EXCERPT TO READ
At its most daring, Happy-Go-Lucky puts Poppy in the driver's seat with that morose driving educator Scott (Eddie Marsan). "He's deeply insecure and paranoid and he misinterprets everything, and he can't believe that she's not only a teacher, but a good one. He assumes she's a barmaid, because he thinks she's so chaotic." Scott comes to represent the meanness and weakness of a blinkered view of the world, just as Poppy comes to represent the buoyancy and, yes, toughness, that emerges from a hopeful and unencumbered embrace of the world.

In the film's most mysterious passage, Poppy wanders into a blighted cityscape, where she establishes a persuasive rapport with a grubby, babbling homeless man (Stanley Townsend). Leigh wanted to create a sequence that would pull the audience out of its comfort zone.

REQUIRED TASK 1
In the entries, from the first line through the line that contains "x-tick-label: 8 <box>527 544 534 557</box>", inclusive, rename "echo-point" to "scatter-point", and reproduce those lines with everything else left unchanged.
The text and the entries come from separate sources.

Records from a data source
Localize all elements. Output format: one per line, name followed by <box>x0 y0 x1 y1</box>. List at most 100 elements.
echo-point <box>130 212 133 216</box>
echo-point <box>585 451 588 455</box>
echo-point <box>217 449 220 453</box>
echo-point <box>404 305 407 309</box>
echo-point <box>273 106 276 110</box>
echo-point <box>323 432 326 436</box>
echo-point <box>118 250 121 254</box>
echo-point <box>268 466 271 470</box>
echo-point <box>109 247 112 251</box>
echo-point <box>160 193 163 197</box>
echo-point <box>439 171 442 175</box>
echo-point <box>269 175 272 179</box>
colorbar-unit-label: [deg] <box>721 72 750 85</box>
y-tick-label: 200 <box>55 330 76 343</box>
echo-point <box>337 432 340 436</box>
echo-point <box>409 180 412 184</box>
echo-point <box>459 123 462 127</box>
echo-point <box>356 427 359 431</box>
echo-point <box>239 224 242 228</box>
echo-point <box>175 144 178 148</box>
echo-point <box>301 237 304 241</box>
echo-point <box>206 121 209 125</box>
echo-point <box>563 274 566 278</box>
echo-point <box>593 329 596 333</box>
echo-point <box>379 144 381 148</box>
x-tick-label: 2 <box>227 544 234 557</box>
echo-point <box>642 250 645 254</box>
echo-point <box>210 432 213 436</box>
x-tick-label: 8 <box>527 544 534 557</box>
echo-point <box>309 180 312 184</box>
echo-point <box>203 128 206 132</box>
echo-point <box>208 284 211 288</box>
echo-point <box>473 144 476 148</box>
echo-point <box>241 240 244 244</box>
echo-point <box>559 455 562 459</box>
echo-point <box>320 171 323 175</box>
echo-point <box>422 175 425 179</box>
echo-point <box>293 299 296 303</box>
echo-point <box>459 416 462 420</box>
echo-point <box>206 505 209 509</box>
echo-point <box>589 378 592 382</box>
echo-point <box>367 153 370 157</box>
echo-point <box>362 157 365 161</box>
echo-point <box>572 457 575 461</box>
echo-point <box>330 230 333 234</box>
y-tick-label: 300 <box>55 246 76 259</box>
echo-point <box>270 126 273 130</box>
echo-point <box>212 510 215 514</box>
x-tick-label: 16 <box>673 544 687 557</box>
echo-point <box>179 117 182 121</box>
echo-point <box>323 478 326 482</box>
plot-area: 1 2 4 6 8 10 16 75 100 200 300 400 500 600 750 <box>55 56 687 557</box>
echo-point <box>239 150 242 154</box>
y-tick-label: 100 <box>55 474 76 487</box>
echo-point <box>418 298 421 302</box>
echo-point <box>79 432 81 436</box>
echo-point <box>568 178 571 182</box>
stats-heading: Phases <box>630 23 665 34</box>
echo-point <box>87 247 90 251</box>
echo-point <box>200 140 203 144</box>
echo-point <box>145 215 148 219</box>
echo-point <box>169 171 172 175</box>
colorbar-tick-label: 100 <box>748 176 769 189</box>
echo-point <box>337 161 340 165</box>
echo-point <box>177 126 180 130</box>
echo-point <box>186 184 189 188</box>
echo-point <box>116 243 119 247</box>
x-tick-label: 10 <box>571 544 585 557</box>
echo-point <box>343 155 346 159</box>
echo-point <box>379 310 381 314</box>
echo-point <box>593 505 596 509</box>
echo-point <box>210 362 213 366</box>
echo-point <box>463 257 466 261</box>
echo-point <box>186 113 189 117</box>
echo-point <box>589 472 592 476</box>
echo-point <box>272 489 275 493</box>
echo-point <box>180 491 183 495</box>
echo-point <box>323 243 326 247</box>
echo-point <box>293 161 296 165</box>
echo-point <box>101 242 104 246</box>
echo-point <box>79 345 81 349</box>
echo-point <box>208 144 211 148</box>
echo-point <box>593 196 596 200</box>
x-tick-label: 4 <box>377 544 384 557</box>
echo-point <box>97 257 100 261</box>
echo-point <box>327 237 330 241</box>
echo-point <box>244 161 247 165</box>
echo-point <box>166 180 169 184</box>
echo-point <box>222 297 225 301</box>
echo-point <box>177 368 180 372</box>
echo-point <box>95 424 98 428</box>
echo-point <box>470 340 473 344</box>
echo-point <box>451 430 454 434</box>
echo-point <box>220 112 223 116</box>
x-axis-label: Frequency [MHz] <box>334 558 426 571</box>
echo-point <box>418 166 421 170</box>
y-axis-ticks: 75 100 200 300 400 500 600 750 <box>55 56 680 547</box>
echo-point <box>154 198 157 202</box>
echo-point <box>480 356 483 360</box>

REQUIRED TASK 2
Write what comes next in the text about the film Happy-Go-Lucky, starting after its last sentence.

TASK ANSWER 1
Localize all elements. Output format: one per line, name followed by <box>x0 y0 x1 y1</box>. List at most 100 elements.
scatter-point <box>130 212 133 216</box>
scatter-point <box>585 451 588 455</box>
scatter-point <box>217 449 220 453</box>
scatter-point <box>404 305 407 309</box>
scatter-point <box>273 106 276 110</box>
scatter-point <box>323 432 326 436</box>
scatter-point <box>118 250 121 254</box>
scatter-point <box>268 466 271 470</box>
scatter-point <box>109 247 112 251</box>
scatter-point <box>160 193 163 197</box>
scatter-point <box>439 171 442 175</box>
scatter-point <box>269 175 272 179</box>
colorbar-unit-label: [deg] <box>721 72 750 85</box>
y-tick-label: 200 <box>55 330 76 343</box>
scatter-point <box>337 432 340 436</box>
scatter-point <box>409 180 412 184</box>
scatter-point <box>459 123 462 127</box>
scatter-point <box>356 427 359 431</box>
scatter-point <box>239 224 242 228</box>
scatter-point <box>175 144 178 148</box>
scatter-point <box>301 237 304 241</box>
scatter-point <box>206 121 209 125</box>
scatter-point <box>563 274 566 278</box>
scatter-point <box>593 329 596 333</box>
scatter-point <box>379 144 381 148</box>
x-tick-label: 2 <box>227 544 234 557</box>
scatter-point <box>642 250 645 254</box>
scatter-point <box>210 432 213 436</box>
x-tick-label: 8 <box>527 544 534 557</box>

TASK ANSWER 2
"She has an inquiring mind," Leigh explains, "and she hears someone chanting. She's already in a reflective state; she has few barriers to life anyway, and hers are totally down here." When the man asks, "Know what I mean?" Poppy says, "Yeah, I do" - and you believe her. It's a pure, poetic expression of E.M. Forster's dictum, "Only connect." When Poppy returns home, she doesn't say a thing about it to her roommate. "As open as she is, she has a private life, you see. That's what she's all about. She is a complete human being."